What needs to be done: Find every line below that contains the word "BESI" and copy it out.

Task data:
+-------+

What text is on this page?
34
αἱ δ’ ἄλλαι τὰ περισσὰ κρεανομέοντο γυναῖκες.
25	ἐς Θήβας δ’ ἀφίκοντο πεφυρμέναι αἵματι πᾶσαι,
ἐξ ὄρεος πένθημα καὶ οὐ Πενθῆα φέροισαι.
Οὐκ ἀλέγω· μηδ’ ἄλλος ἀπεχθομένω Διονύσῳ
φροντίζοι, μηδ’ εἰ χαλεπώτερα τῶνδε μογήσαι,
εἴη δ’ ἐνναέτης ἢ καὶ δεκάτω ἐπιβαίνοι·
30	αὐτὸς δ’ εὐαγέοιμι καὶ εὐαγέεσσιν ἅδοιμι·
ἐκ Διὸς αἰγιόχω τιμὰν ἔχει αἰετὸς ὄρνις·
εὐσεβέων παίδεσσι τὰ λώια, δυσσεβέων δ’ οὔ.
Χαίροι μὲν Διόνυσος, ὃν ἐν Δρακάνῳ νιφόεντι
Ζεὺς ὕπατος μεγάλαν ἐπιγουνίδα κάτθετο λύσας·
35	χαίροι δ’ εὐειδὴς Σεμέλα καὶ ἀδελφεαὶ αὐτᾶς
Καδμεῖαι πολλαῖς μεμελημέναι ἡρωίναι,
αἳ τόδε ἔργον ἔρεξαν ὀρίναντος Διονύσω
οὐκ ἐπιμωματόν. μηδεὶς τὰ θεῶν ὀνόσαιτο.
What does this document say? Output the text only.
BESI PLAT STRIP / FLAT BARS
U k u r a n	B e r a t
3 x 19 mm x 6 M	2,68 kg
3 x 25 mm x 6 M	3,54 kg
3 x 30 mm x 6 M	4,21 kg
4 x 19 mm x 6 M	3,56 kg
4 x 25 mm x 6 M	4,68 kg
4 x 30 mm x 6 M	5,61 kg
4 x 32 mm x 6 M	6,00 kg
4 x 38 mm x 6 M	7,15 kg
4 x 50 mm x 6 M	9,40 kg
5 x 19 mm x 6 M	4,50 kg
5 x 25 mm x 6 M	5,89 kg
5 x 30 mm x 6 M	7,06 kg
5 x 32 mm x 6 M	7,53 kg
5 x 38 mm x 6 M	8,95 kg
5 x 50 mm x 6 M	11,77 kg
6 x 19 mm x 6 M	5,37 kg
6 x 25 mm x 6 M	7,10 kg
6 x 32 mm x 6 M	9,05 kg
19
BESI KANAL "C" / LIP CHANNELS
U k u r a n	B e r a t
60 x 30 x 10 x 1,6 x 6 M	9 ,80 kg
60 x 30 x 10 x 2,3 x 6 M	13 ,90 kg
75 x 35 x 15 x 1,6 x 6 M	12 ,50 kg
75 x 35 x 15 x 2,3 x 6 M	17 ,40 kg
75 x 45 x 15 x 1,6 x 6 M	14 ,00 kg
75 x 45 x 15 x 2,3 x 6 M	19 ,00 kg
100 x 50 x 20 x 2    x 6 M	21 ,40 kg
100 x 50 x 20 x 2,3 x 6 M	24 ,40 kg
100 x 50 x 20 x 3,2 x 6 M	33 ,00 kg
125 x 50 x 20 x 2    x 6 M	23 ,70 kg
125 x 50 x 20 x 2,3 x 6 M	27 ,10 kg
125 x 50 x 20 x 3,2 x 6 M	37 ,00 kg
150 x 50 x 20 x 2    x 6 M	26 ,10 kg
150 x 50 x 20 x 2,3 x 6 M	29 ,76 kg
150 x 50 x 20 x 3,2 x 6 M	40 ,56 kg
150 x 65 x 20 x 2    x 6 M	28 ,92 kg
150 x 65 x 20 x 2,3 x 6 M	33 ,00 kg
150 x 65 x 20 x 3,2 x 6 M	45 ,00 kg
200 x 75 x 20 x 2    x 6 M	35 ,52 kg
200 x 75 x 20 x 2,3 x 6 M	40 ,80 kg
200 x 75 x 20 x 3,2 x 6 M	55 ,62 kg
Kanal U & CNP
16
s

+-------+

Complete answer:
BESI PLAT STRIP / FLAT BARS
BESI KANAL "C" / LIP CHANNELS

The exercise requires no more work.